For the listing below, give the count of lines containing the string "Screening" and nothing else.

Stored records
________________
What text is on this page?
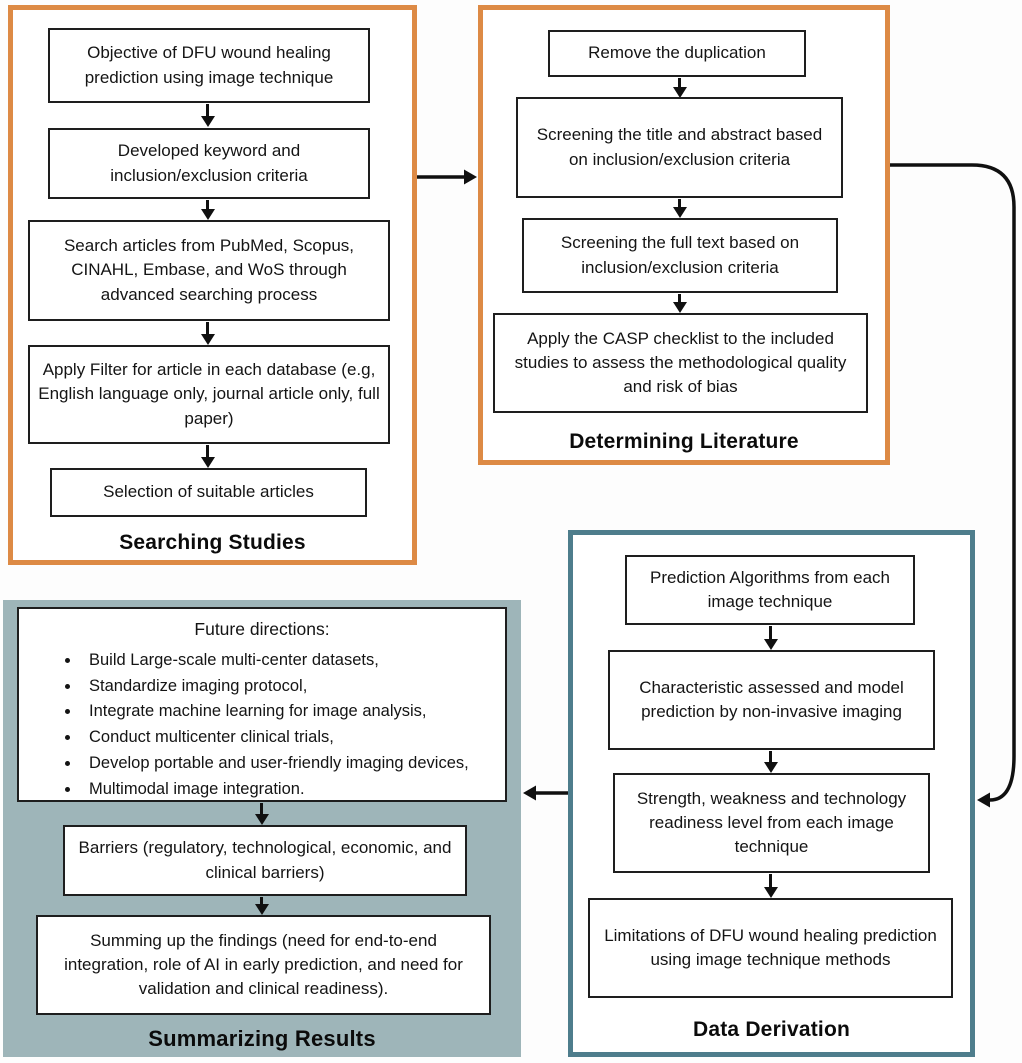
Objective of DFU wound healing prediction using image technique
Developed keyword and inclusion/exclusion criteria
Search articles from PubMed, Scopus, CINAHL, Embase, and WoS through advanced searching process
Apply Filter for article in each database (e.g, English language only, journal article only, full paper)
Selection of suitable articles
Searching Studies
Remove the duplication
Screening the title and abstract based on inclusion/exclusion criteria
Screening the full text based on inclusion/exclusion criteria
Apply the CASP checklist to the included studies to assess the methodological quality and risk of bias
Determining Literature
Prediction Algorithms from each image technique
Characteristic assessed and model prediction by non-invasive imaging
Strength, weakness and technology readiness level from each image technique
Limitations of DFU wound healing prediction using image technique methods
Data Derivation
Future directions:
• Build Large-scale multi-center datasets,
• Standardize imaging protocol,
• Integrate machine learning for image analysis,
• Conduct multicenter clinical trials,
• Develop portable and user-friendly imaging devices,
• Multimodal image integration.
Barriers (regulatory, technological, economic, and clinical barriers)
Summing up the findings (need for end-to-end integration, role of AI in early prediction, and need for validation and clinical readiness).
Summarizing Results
________________
### EXERCISE RESPONSE
2